*LISTED RECORDS:*
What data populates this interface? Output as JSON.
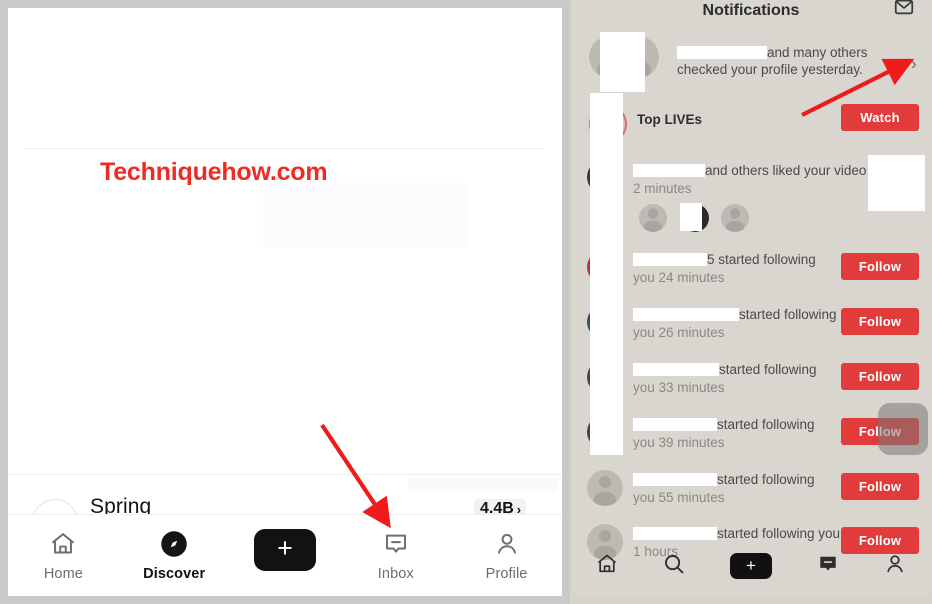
{
  "watermark": {
    "text": "Techniquehow.com",
    "color": "#ee2b24"
  },
  "left_screen": {
    "spring_row": {
      "label": "Spring",
      "avatar_dots": "··",
      "count": "4.4B",
      "chevron": "›"
    },
    "bottom_nav": {
      "items": [
        {
          "label": "Home",
          "icon": "home-icon",
          "active": false
        },
        {
          "label": "Discover",
          "icon": "compass-icon",
          "active": true
        },
        {
          "label": "",
          "icon": "plus-icon",
          "active": false
        },
        {
          "label": "Inbox",
          "icon": "inbox-icon",
          "active": false
        },
        {
          "label": "Profile",
          "icon": "person-icon",
          "active": false
        }
      ],
      "plus_glyph": "+"
    }
  },
  "right_screen": {
    "header": {
      "title": "Notifications",
      "mail_icon": "envelope-icon"
    },
    "profile_views": {
      "text_line1_suffix": "and many others",
      "text_line2": "checked your profile yesterday.",
      "chevron": "›"
    },
    "top_lives": {
      "label": "Top LIVEs",
      "button": "Watch"
    },
    "liked_video": {
      "text_suffix": "and others liked your video",
      "time": "2 minutes"
    },
    "follow_rows": [
      {
        "text_suffix": "5 started following",
        "time_line": "you 24 minutes",
        "button": "Follow"
      },
      {
        "text_suffix": "started following",
        "time_line": "you 26 minutes",
        "button": "Follow"
      },
      {
        "text_suffix": "started following",
        "time_line": "you 33 minutes",
        "button": "Follow"
      },
      {
        "text_suffix": "started following",
        "time_line": "you 39 minutes",
        "button": "Follow"
      },
      {
        "text_suffix": "started following",
        "time_line": "you 55 minutes",
        "button": "Follow"
      },
      {
        "text_suffix": "started following you",
        "time_line": "1 hours",
        "button": "Follow"
      }
    ],
    "bottom_nav": {
      "items": [
        "home-icon",
        "search-icon",
        "plus-icon",
        "inbox-icon",
        "person-icon"
      ],
      "plus_glyph": "+"
    }
  },
  "annotations": {
    "arrow_color": "#f01b1b",
    "arrow_left_target": "inbox-nav-item",
    "arrow_right_target": "profile-views-chevron"
  },
  "colors": {
    "accent_red": "#e23b3b",
    "watermark_red": "#ee2b24",
    "panel_background": "#d9d6d0",
    "nav_inactive": "#6d6d72"
  }
}
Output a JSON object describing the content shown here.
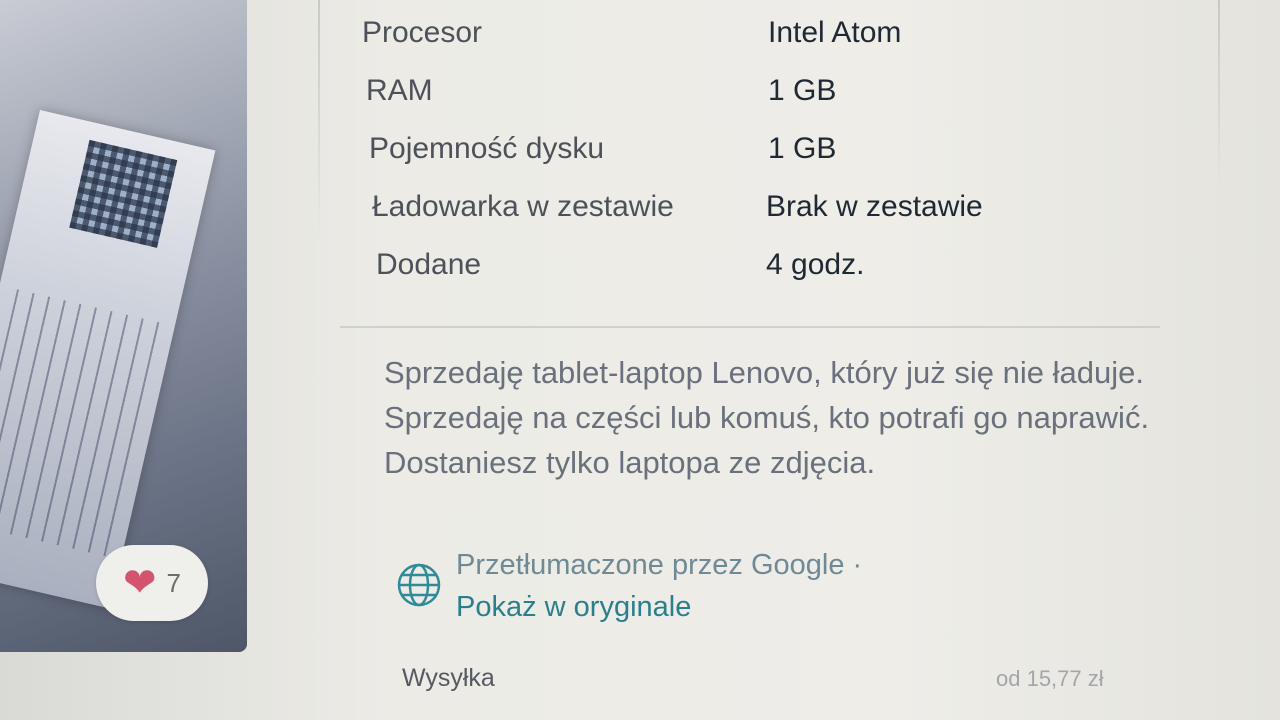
{
  "gallery": {
    "like_icon": "heart-icon",
    "like_count": "7"
  },
  "specs": [
    {
      "label": "Procesor",
      "value": "Intel Atom"
    },
    {
      "label": "RAM",
      "value": "1 GB"
    },
    {
      "label": "Pojemność dysku",
      "value": "1 GB"
    },
    {
      "label": "Ładowarka w zestawie",
      "value": "Brak w zestawie"
    },
    {
      "label": "Dodane",
      "value": "4 godz."
    }
  ],
  "description": "Sprzedaję tablet-laptop Lenovo, który już się nie ładuje. Sprzedaję na części lub komuś, kto potrafi go naprawić. Dostaniesz tylko laptopa ze zdjęcia.",
  "translation": {
    "icon": "globe-icon",
    "translated_by": "Przetłumaczone przez Google ·",
    "show_original": "Pokaż w oryginale"
  },
  "shipping": {
    "label": "Wysyłka",
    "price": "od 15,77 zł"
  },
  "colors": {
    "heart": "#d4546f",
    "link": "#2b7f8c",
    "globe": "#2f8a99"
  }
}
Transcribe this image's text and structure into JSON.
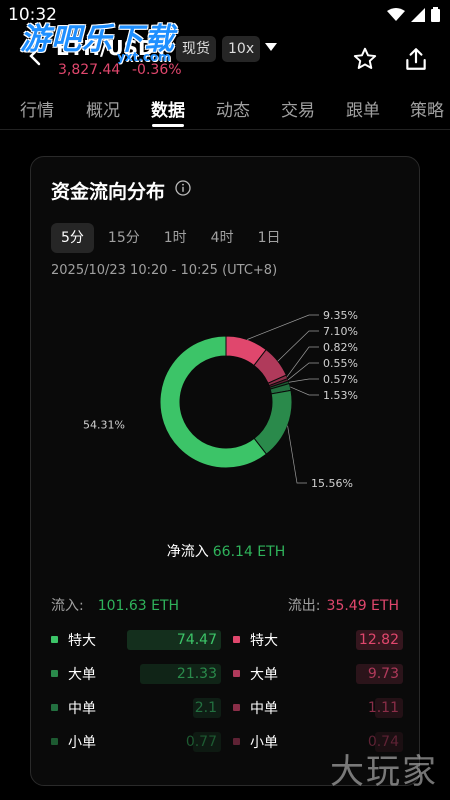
{
  "status": {
    "time": "10:32"
  },
  "watermark": {
    "top": "游吧乐下载",
    "top_sub": "yxt.com",
    "bottom": "大玩家"
  },
  "header": {
    "pair": "ETH/USDT",
    "price": "3,827.44",
    "change": "-0.36%",
    "tag_spot": "现货",
    "tag_leverage": "10x"
  },
  "tabs": [
    {
      "label": "行情"
    },
    {
      "label": "概况"
    },
    {
      "label": "数据"
    },
    {
      "label": "动态"
    },
    {
      "label": "交易"
    },
    {
      "label": "跟单"
    },
    {
      "label": "策略"
    }
  ],
  "card": {
    "title": "资金流向分布",
    "timeframes": [
      {
        "label": "5分",
        "active": true
      },
      {
        "label": "15分",
        "active": false
      },
      {
        "label": "1时",
        "active": false
      },
      {
        "label": "4时",
        "active": false
      },
      {
        "label": "1日",
        "active": false
      }
    ],
    "range": "2025/10/23 10:20 - 10:25 (UTC+8)",
    "net_label": "净流入",
    "net_value": "66.14 ETH",
    "inflow_label": "流入:",
    "inflow_value": "101.63 ETH",
    "outflow_label": "流出:",
    "outflow_value": "35.49 ETH"
  },
  "chart_data": {
    "type": "pie",
    "slices": [
      {
        "label": "特大 流出",
        "value": 9.35,
        "display": "9.35%",
        "color": "#e0476d"
      },
      {
        "label": "大单 流出",
        "value": 7.1,
        "display": "7.10%",
        "color": "#b03a5b"
      },
      {
        "label": "中单 流出",
        "value": 0.82,
        "display": "0.82%",
        "color": "#8a2e48"
      },
      {
        "label": "小单 流出",
        "value": 0.55,
        "display": "0.55%",
        "color": "#5e2234"
      },
      {
        "label": "小单 流入",
        "value": 0.57,
        "display": "0.57%",
        "color": "#1d5a31"
      },
      {
        "label": "中单 流入",
        "value": 1.53,
        "display": "1.53%",
        "color": "#237040"
      },
      {
        "label": "大单 流入",
        "value": 15.56,
        "display": "15.56%",
        "color": "#2a8a4b"
      },
      {
        "label": "特大 流入",
        "value": 54.31,
        "display": "54.31%",
        "color": "#3cc468"
      }
    ]
  },
  "sizes": {
    "inflow": [
      {
        "label": "特大",
        "value": "74.47",
        "fill": 1.0,
        "color": "#3cc468"
      },
      {
        "label": "大单",
        "value": "21.33",
        "fill": 0.86,
        "color": "#2a8a4b"
      },
      {
        "label": "中单",
        "value": "2.1",
        "fill": 0.3,
        "color": "#237040"
      },
      {
        "label": "小单",
        "value": "0.77",
        "fill": 0.3,
        "color": "#1d5a31"
      }
    ],
    "outflow": [
      {
        "label": "特大",
        "value": "12.82",
        "fill": 0.5,
        "color": "#e0476d"
      },
      {
        "label": "大单",
        "value": "9.73",
        "fill": 0.5,
        "color": "#b03a5b"
      },
      {
        "label": "中单",
        "value": "1.11",
        "fill": 0.3,
        "color": "#8a2e48"
      },
      {
        "label": "小单",
        "value": "0.74",
        "fill": 0.3,
        "color": "#5e2234"
      }
    ]
  }
}
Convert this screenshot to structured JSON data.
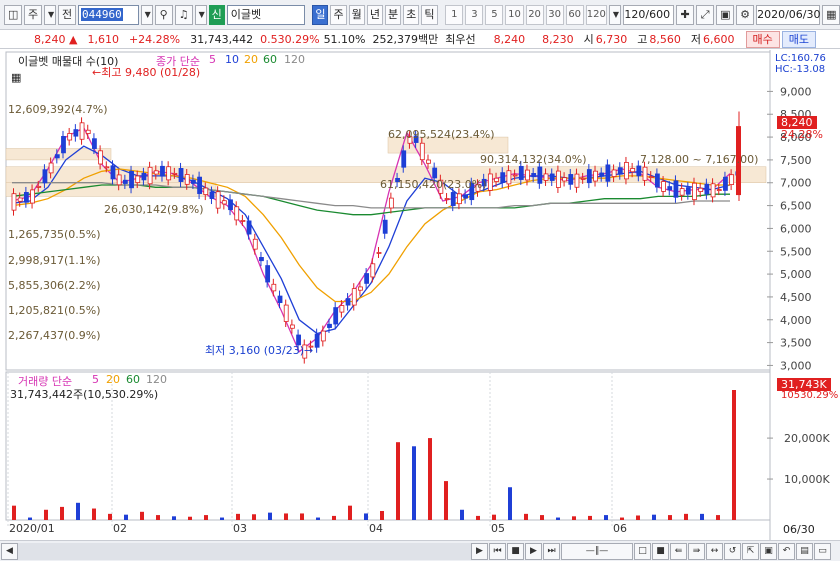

*WHAT THIS TASK INVOLVES:* Write the records out again in full, exactly, and skip every picture.

*EXPECTED ANSWER:*
What data populates this interface? Output as JSON.
{
  "watermark": {
    "text": "Techniquehow.com",
    "color": "#ee2b24"
  },
  "left_screen": {
    "spring_row": {
      "label": "Spring",
      "avatar_dots": "··",
      "count": "4.4B",
      "chevron": "›"
    },
    "bottom_nav": {
      "items": [
        {
          "label": "Home",
          "icon": "home-icon",
          "active": false
        },
        {
          "label": "Discover",
          "icon": "compass-icon",
          "active": true
        },
        {
          "label": "",
          "icon": "plus-icon",
          "active": false
        },
        {
          "label": "Inbox",
          "icon": "inbox-icon",
          "active": false
        },
        {
          "label": "Profile",
          "icon": "person-icon",
          "active": false
        }
      ],
      "plus_glyph": "+"
    }
  },
  "right_screen": {
    "header": {
      "title": "Notifications",
      "mail_icon": "envelope-icon"
    },
    "profile_views": {
      "text_line1_suffix": "and many others",
      "text_line2": "checked your profile yesterday.",
      "chevron": "›"
    },
    "top_lives": {
      "label": "Top LIVEs",
      "button": "Watch"
    },
    "liked_video": {
      "text_suffix": "and others liked your video",
      "time": "2 minutes"
    },
    "follow_rows": [
      {
        "text_suffix": "5 started following",
        "time_line": "you 24 minutes",
        "button": "Follow"
      },
      {
        "text_suffix": "started following",
        "time_line": "you 26 minutes",
        "button": "Follow"
      },
      {
        "text_suffix": "started following",
        "time_line": "you 33 minutes",
        "button": "Follow"
      },
      {
        "text_suffix": "started following",
        "time_line": "you 39 minutes",
        "button": "Follow"
      },
      {
        "text_suffix": "started following",
        "time_line": "you 55 minutes",
        "button": "Follow"
      },
      {
        "text_suffix": "started following you",
        "time_line": "1 hours",
        "button": "Follow"
      }
    ],
    "bottom_nav": {
      "items": [
        "home-icon",
        "search-icon",
        "plus-icon",
        "inbox-icon",
        "person-icon"
      ],
      "plus_glyph": "+"
    }
  },
  "annotations": {
    "arrow_color": "#f01b1b",
    "arrow_left_target": "inbox-nav-item",
    "arrow_right_target": "profile-views-chevron"
  },
  "colors": {
    "accent_red": "#e23b3b",
    "watermark_red": "#ee2b24",
    "panel_background": "#d9d6d0",
    "nav_inactive": "#6d6d72"
  }
}
Output a JSON object describing the content shown here.
{
  "gallery": {
    "like_icon": "heart-icon",
    "like_count": "7"
  },
  "specs": [
    {
      "label": "Procesor",
      "value": "Intel Atom"
    },
    {
      "label": "RAM",
      "value": "1 GB"
    },
    {
      "label": "Pojemność dysku",
      "value": "1 GB"
    },
    {
      "label": "Ładowarka w zestawie",
      "value": "Brak w zestawie"
    },
    {
      "label": "Dodane",
      "value": "4 godz."
    }
  ],
  "description": "Sprzedaję tablet-laptop Lenovo, który już się nie ładuje. Sprzedaję na części lub komuś, kto potrafi go naprawić. Dostaniesz tylko laptopa ze zdjęcia.",
  "translation": {
    "icon": "globe-icon",
    "translated_by": "Przetłumaczone przez Google ·",
    "show_original": "Pokaż w oryginale"
  },
  "shipping": {
    "label": "Wysyłka",
    "price": "od 15,77 zł"
  },
  "colors": {
    "heart": "#d4546f",
    "link": "#2b7f8c",
    "globe": "#2f8a99"
  }
}
Transcribe this image's text and structure into JSON.
{
  "status": {
    "time": "10:32"
  },
  "watermark": {
    "top": "游吧乐下载",
    "top_sub": "yxt.com",
    "bottom": "大玩家"
  },
  "header": {
    "pair": "ETH/USDT",
    "price": "3,827.44",
    "change": "-0.36%",
    "tag_spot": "现货",
    "tag_leverage": "10x"
  },
  "tabs": [
    {
      "label": "行情"
    },
    {
      "label": "概况"
    },
    {
      "label": "数据"
    },
    {
      "label": "动态"
    },
    {
      "label": "交易"
    },
    {
      "label": "跟单"
    },
    {
      "label": "策略"
    }
  ],
  "card": {
    "title": "资金流向分布",
    "timeframes": [
      {
        "label": "5分",
        "active": true
      },
      {
        "label": "15分",
        "active": false
      },
      {
        "label": "1时",
        "active": false
      },
      {
        "label": "4时",
        "active": false
      },
      {
        "label": "1日",
        "active": false
      }
    ],
    "range": "2025/10/23 10:20 - 10:25 (UTC+8)",
    "net_label": "净流入",
    "net_value": "66.14 ETH",
    "inflow_label": "流入:",
    "inflow_value": "101.63 ETH",
    "outflow_label": "流出:",
    "outflow_value": "35.49 ETH"
  },
  "chart_data": {
    "type": "pie",
    "slices": [
      {
        "label": "特大 流出",
        "value": 9.35,
        "display": "9.35%",
        "color": "#e0476d"
      },
      {
        "label": "大单 流出",
        "value": 7.1,
        "display": "7.10%",
        "color": "#b03a5b"
      },
      {
        "label": "中单 流出",
        "value": 0.82,
        "display": "0.82%",
        "color": "#8a2e48"
      },
      {
        "label": "小单 流出",
        "value": 0.55,
        "display": "0.55%",
        "color": "#5e2234"
      },
      {
        "label": "小单 流入",
        "value": 0.57,
        "display": "0.57%",
        "color": "#1d5a31"
      },
      {
        "label": "中单 流入",
        "value": 1.53,
        "display": "1.53%",
        "color": "#237040"
      },
      {
        "label": "大单 流入",
        "value": 15.56,
        "display": "15.56%",
        "color": "#2a8a4b"
      },
      {
        "label": "特大 流入",
        "value": 54.31,
        "display": "54.31%",
        "color": "#3cc468"
      }
    ]
  },
  "sizes": {
    "inflow": [
      {
        "label": "特大",
        "value": "74.47",
        "fill": 1.0,
        "color": "#3cc468"
      },
      {
        "label": "大单",
        "value": "21.33",
        "fill": 0.86,
        "color": "#2a8a4b"
      },
      {
        "label": "中单",
        "value": "2.1",
        "fill": 0.3,
        "color": "#237040"
      },
      {
        "label": "小单",
        "value": "0.77",
        "fill": 0.3,
        "color": "#1d5a31"
      }
    ],
    "outflow": [
      {
        "label": "特大",
        "value": "12.82",
        "fill": 0.5,
        "color": "#e0476d"
      },
      {
        "label": "大单",
        "value": "9.73",
        "fill": 0.5,
        "color": "#b03a5b"
      },
      {
        "label": "中单",
        "value": "1.11",
        "fill": 0.3,
        "color": "#8a2e48"
      },
      {
        "label": "小单",
        "value": "0.74",
        "fill": 0.3,
        "color": "#5e2234"
      }
    ]
  }
}
Convert this screenshot to structured JSON data.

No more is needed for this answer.